# What you are asked to do
Each line that follows should be printed again exactly as it stands.

# Data excerpts

>> START

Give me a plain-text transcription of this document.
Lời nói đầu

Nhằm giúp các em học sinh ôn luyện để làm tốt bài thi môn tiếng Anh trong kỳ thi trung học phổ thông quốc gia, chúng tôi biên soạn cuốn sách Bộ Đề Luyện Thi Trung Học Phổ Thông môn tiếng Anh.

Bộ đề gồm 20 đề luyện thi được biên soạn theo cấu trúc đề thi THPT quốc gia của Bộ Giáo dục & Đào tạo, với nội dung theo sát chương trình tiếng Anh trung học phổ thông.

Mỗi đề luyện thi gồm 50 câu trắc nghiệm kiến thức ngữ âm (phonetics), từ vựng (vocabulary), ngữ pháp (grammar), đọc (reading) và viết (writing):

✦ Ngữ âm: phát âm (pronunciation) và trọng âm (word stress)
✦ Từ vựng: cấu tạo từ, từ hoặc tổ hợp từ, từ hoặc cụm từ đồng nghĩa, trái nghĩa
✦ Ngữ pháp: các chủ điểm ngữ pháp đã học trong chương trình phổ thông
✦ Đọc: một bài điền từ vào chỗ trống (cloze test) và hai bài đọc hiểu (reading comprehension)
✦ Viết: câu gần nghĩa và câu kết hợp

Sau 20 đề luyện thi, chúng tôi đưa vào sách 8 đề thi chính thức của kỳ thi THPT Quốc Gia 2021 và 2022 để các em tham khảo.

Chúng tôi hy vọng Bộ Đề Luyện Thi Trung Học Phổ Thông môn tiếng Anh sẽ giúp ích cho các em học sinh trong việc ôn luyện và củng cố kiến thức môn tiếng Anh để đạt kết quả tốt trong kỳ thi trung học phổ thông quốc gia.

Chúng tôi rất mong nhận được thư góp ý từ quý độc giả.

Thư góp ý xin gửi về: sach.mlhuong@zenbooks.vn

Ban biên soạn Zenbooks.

>> END

# Written answer
Give me a plain-text transcription of this document.
Lời nói đầu

Nhằm giúp các em học sinh ôn luyện để làm tốt bài thi môn tiếng Anh trong kỳ thi trung học phổ thông quốc gia, chúng tôi biên soạn cuốn sách Bộ Đề Luyện Thi Trung Học Phổ Thông môn tiếng Anh.

Bộ đề gồm 20 đề luyện thi được biên soạn theo cấu trúc đề thi THPT quốc gia của Bộ Giáo dục & Đào tạo, với nội dung theo sát chương trình tiếng Anh trung học phổ thông.

Mỗi đề luyện thi gồm 50 câu trắc nghiệm kiến thức ngữ âm (phonetics), từ vựng (vocabulary), ngữ pháp (grammar), đọc (reading) và viết (writing):

✦ Ngữ âm: phát âm (pronunciation) và trọng âm (word stress)
✦ Từ vựng: cấu tạo từ, từ hoặc tổ hợp từ, từ hoặc cụm từ đồng nghĩa, trái nghĩa
✦ Ngữ pháp: các chủ điểm ngữ pháp đã học trong chương trình phổ thông
✦ Đọc: một bài điền từ vào chỗ trống (cloze test) và hai bài đọc hiểu (reading comprehension)
✦ Viết: câu gần nghĩa và câu kết hợp

Sau 20 đề luyện thi, chúng tôi đưa vào sách 8 đề thi chính thức của kỳ thi THPT Quốc Gia 2021 và 2022 để các em tham khảo.

Chúng tôi hy vọng Bộ Đề Luyện Thi Trung Học Phổ Thông môn tiếng Anh sẽ giúp ích cho các em học sinh trong việc ôn luyện và củng cố kiến thức môn tiếng Anh để đạt kết quả tốt trong kỳ thi trung học phổ thông quốc gia.

Chúng tôi rất mong nhận được thư góp ý từ quý độc giả.

Thư góp ý xin gửi về: sach.mlhuong@zenbooks.vn

Ban biên soạn Zenbooks.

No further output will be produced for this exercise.